Set task | Repeat each record exactly. Any picture gets left out.

Dataset listings of figures

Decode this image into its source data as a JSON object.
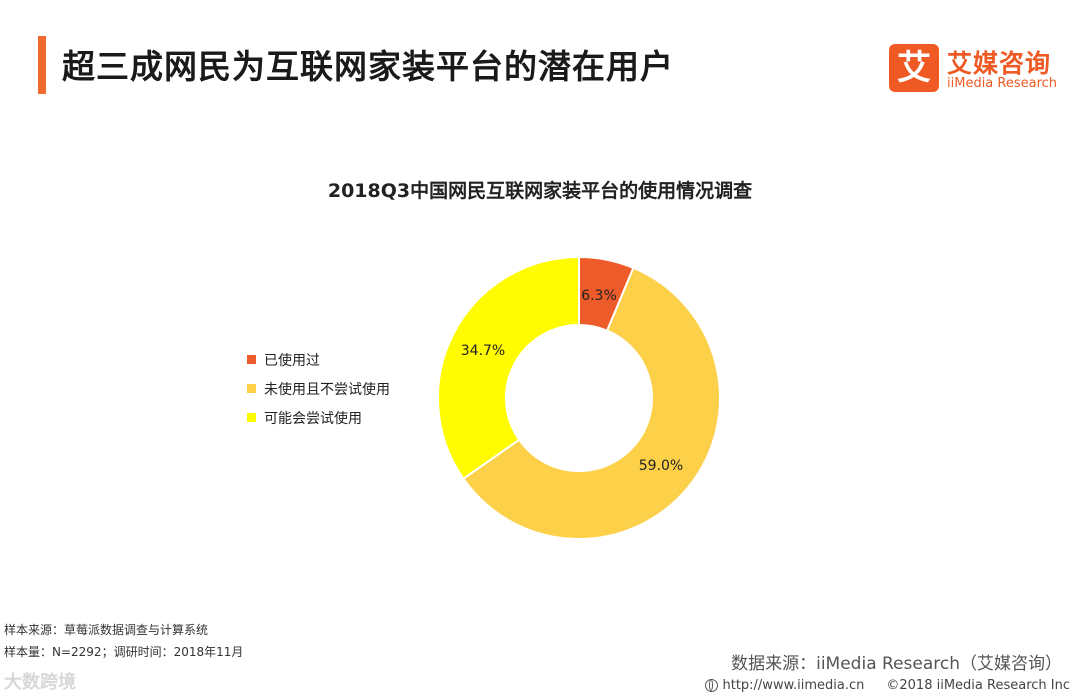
{
  "header": {
    "title": "超三成网民为互联网家装平台的潜在用户",
    "accent_color": "#ef6a2c"
  },
  "logo": {
    "mark": "艾",
    "name": "艾媒咨询",
    "sub": "iiMedia Research",
    "color": "#ef5a24"
  },
  "chart_data": {
    "type": "pie",
    "title": "2018Q3中国网民互联网家装平台的使用情况调查",
    "donut": true,
    "legend_position": "left",
    "categories": [
      "已使用过",
      "未使用且不尝试使用",
      "可能会尝试使用"
    ],
    "values": [
      6.3,
      59.0,
      34.7
    ],
    "labels": [
      "6.3%",
      "59.0%",
      "34.7%"
    ],
    "colors": [
      "#ee5b2a",
      "#fdd04a",
      "#fffb00"
    ]
  },
  "footer": {
    "sample_source": "样本来源：草莓派数据调查与计算系统",
    "sample_size": "样本量：N=2292；调研时间：2018年11月",
    "data_source": "数据来源：iiMedia Research（艾媒咨询）",
    "url": "http://www.iimedia.cn",
    "copyright": "©2018  iiMedia Research  Inc",
    "watermark": "大数跨境"
  }
}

Answer for the task |
Decode this image into its source data as a JSON object.
{
  "header": {
    "title": "超三成网民为互联网家装平台的潜在用户",
    "accent_color": "#ef6a2c"
  },
  "logo": {
    "mark": "艾",
    "name": "艾媒咨询",
    "sub": "iiMedia Research",
    "color": "#ef5a24"
  },
  "chart_data": {
    "type": "pie",
    "title": "2018Q3中国网民互联网家装平台的使用情况调查",
    "donut": true,
    "legend_position": "left",
    "categories": [
      "已使用过",
      "未使用且不尝试使用",
      "可能会尝试使用"
    ],
    "values": [
      6.3,
      59.0,
      34.7
    ],
    "labels": [
      "6.3%",
      "59.0%",
      "34.7%"
    ],
    "colors": [
      "#ee5b2a",
      "#fdd04a",
      "#fffb00"
    ]
  },
  "footer": {
    "sample_source": "样本来源：草莓派数据调查与计算系统",
    "sample_size": "样本量：N=2292；调研时间：2018年11月",
    "data_source": "数据来源：iiMedia Research（艾媒咨询）",
    "url": "http://www.iimedia.cn",
    "copyright": "©2018  iiMedia Research  Inc",
    "watermark": "大数跨境"
  }
}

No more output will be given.